What you should do -> Pull out every line below containing the word "future".

--- Data listing ---

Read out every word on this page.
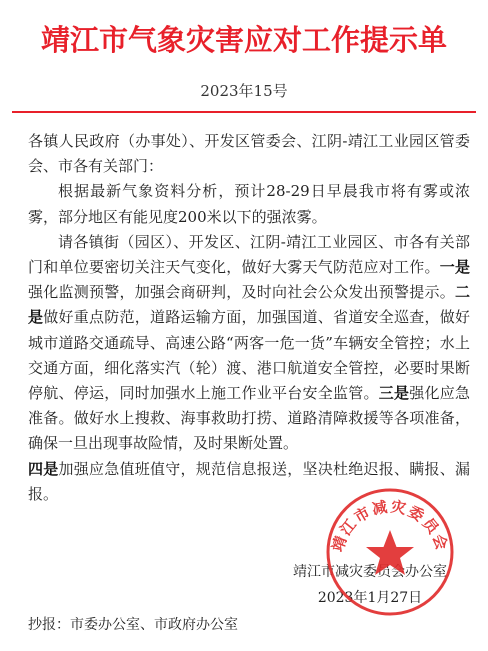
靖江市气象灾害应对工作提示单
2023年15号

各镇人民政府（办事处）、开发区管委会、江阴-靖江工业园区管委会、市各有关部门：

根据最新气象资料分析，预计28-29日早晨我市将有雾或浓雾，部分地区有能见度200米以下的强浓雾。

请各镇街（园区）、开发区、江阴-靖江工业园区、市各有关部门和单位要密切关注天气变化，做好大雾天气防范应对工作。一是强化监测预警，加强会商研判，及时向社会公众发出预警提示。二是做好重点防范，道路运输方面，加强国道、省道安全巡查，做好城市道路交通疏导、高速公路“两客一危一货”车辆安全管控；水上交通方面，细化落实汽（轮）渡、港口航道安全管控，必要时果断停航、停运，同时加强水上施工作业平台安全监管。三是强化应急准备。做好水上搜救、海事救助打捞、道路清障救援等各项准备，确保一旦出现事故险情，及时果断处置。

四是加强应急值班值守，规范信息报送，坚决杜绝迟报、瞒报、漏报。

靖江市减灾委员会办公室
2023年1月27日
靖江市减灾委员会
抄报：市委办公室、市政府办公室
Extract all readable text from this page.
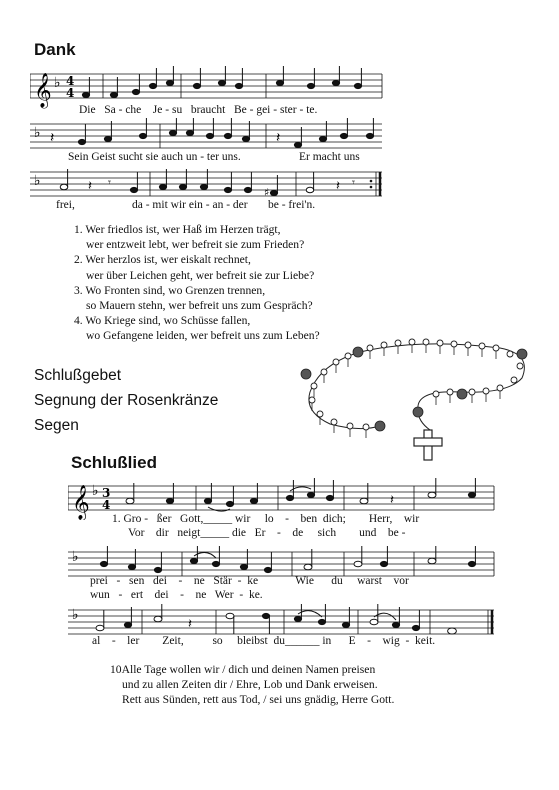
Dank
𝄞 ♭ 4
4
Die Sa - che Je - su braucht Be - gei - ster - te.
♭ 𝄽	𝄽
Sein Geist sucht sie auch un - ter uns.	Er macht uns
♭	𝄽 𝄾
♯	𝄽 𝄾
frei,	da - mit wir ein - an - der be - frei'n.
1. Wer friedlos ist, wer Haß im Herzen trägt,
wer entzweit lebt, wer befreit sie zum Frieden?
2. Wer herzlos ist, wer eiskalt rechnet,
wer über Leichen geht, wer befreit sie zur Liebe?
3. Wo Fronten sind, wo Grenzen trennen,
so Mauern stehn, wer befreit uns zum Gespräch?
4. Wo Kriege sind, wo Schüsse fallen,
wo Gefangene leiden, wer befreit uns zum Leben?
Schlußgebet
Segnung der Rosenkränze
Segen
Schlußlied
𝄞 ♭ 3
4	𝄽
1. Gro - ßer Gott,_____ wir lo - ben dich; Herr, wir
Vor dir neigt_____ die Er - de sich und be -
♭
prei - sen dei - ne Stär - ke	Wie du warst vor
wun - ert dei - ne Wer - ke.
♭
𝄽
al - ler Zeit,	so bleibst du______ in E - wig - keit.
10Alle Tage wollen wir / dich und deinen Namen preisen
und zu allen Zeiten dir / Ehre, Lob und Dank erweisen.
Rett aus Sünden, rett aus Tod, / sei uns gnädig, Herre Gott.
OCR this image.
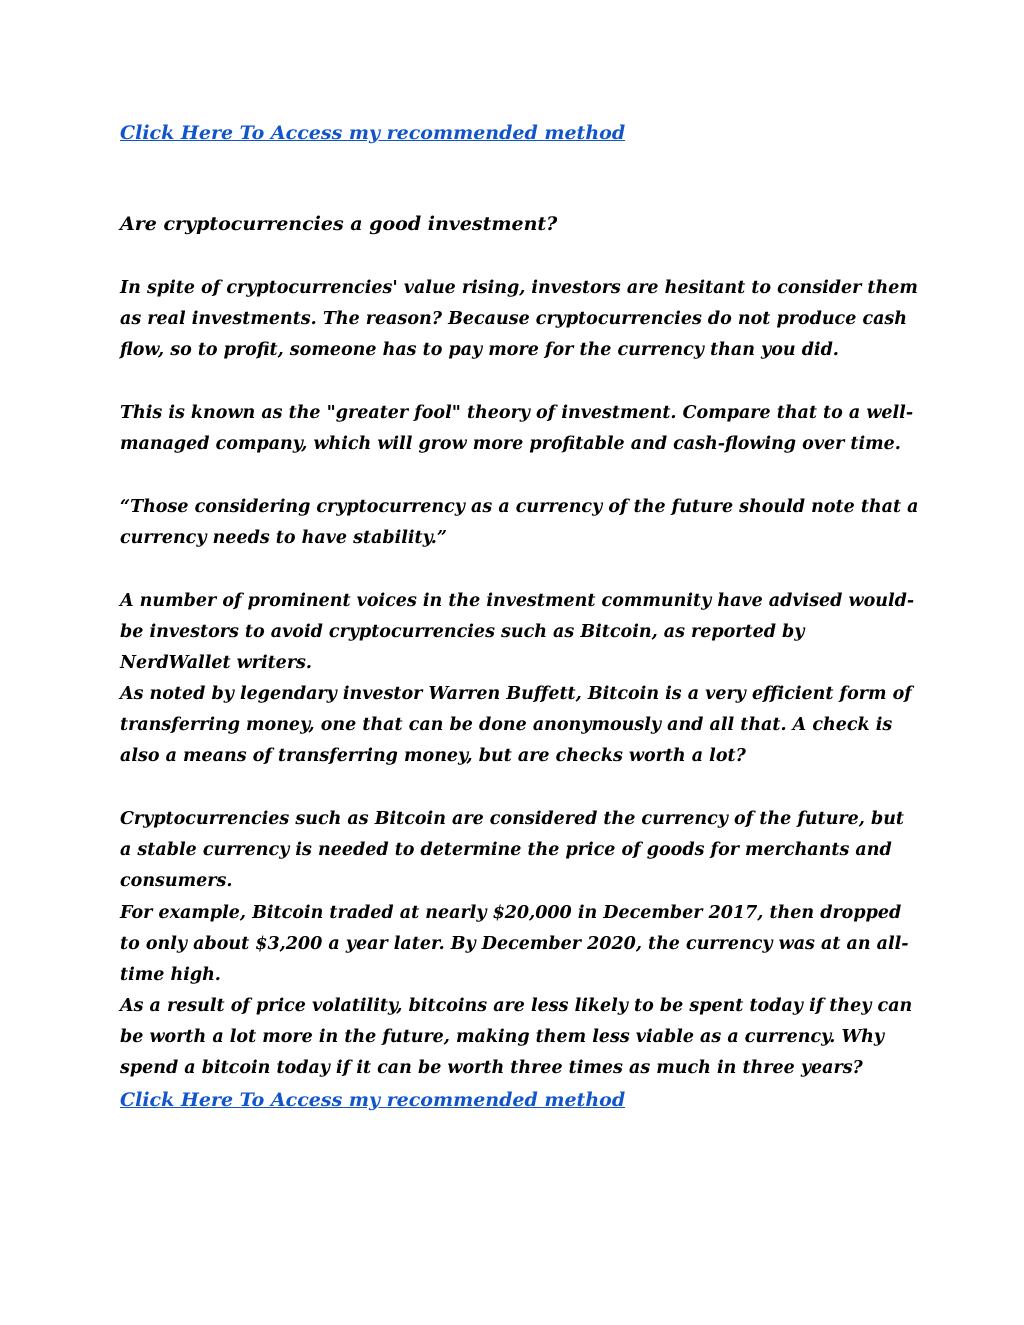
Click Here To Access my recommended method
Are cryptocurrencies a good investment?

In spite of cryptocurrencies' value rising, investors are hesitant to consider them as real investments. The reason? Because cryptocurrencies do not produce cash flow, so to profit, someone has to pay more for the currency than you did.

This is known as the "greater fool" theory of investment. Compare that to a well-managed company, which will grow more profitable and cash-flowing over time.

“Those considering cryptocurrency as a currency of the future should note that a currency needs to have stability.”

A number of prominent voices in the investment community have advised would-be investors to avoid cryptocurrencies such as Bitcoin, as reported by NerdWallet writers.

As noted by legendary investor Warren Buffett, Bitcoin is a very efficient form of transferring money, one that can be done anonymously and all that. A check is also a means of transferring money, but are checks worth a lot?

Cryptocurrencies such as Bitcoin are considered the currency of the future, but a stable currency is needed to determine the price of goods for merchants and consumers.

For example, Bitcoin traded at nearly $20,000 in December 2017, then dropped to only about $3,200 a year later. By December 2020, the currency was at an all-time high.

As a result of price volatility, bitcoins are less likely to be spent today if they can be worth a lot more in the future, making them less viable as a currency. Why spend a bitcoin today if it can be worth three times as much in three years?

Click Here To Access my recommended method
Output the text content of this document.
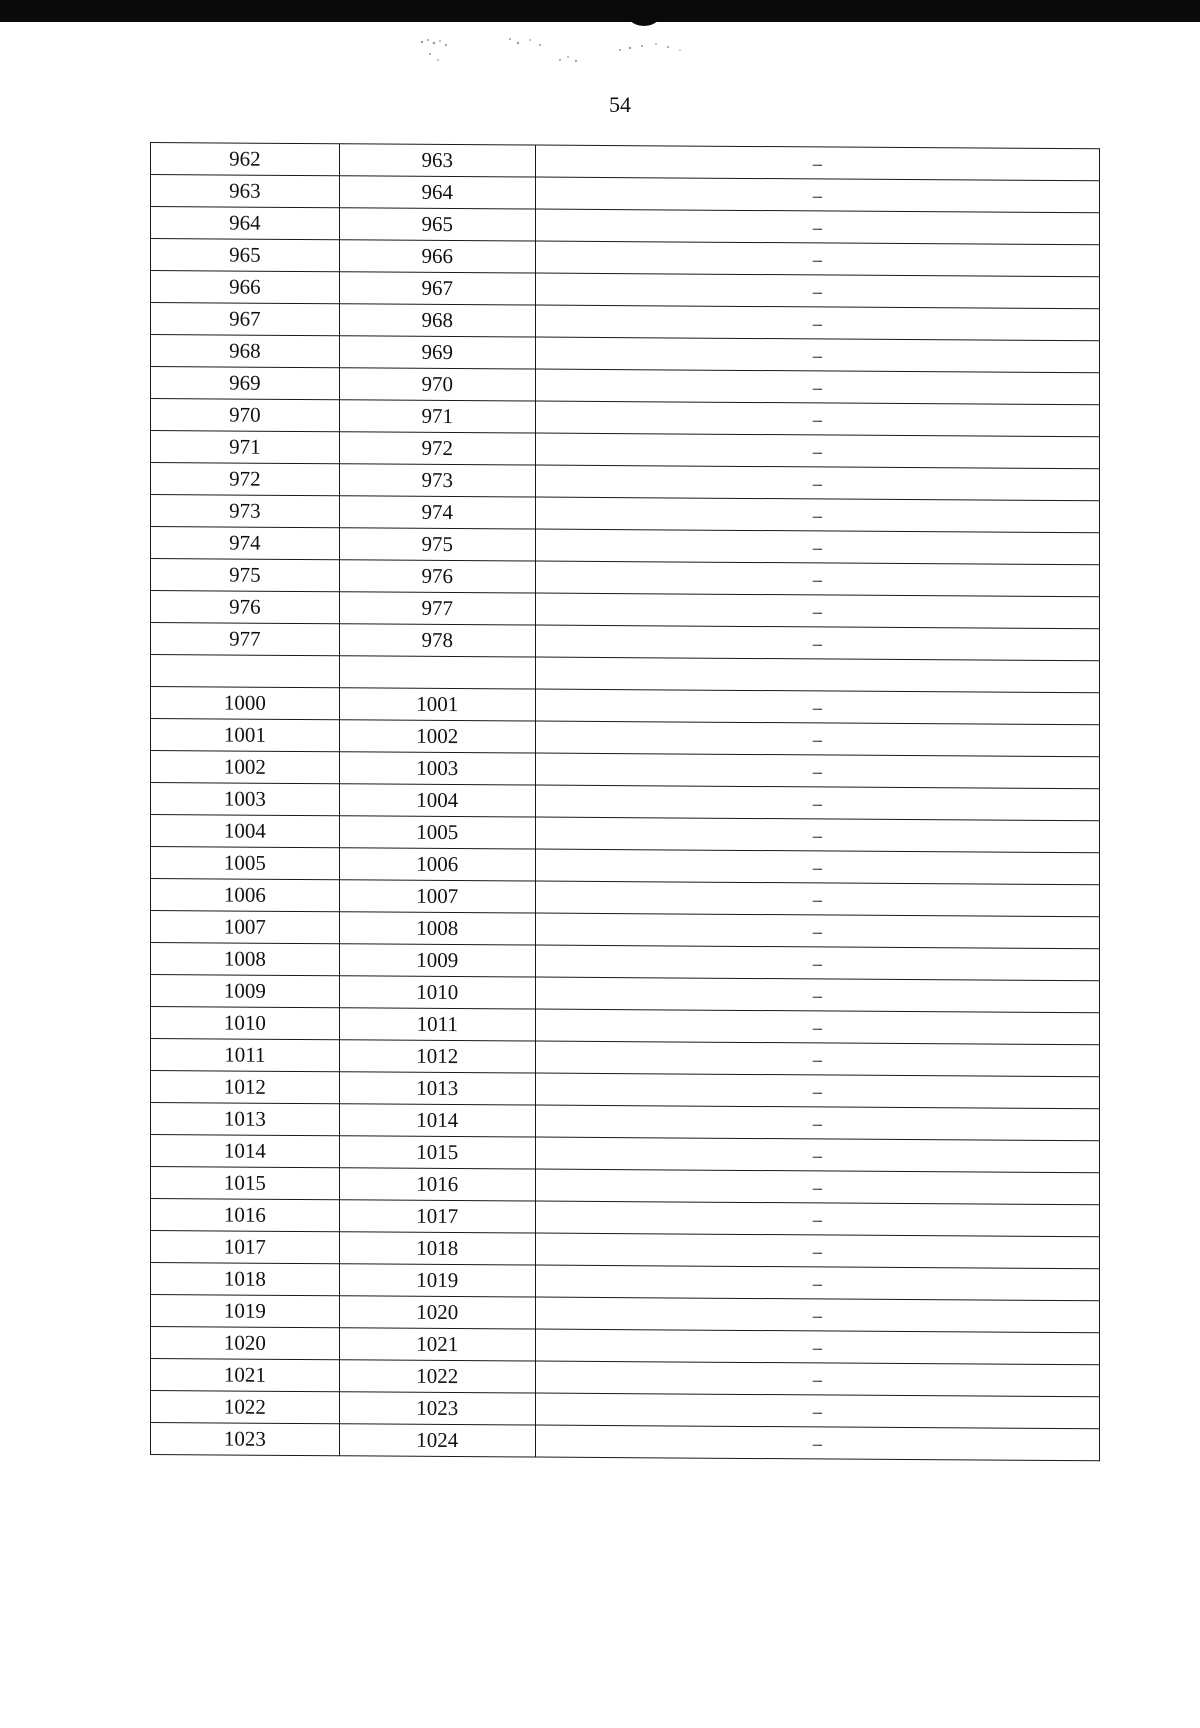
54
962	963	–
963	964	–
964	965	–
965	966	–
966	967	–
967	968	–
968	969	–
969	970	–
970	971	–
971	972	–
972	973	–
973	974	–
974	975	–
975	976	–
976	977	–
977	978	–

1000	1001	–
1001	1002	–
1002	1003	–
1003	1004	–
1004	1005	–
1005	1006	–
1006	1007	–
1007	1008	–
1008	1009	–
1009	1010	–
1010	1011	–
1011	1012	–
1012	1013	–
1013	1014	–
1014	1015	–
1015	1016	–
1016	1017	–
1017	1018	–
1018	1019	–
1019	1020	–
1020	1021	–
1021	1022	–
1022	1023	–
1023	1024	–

---

In response ->
“Those considering cryptocurrency as a currency of the future should note that a currency needs to have stability.”
Cryptocurrencies such as Bitcoin are considered the currency of the future, but a stable currency is needed to determine the price of goods for merchants and consumers.
As a result of price volatility, bitcoins are less likely to be spent today if they can be worth a lot more in the future, making them less viable as a currency. Why spend a bitcoin today if it can be worth three times as much in three years?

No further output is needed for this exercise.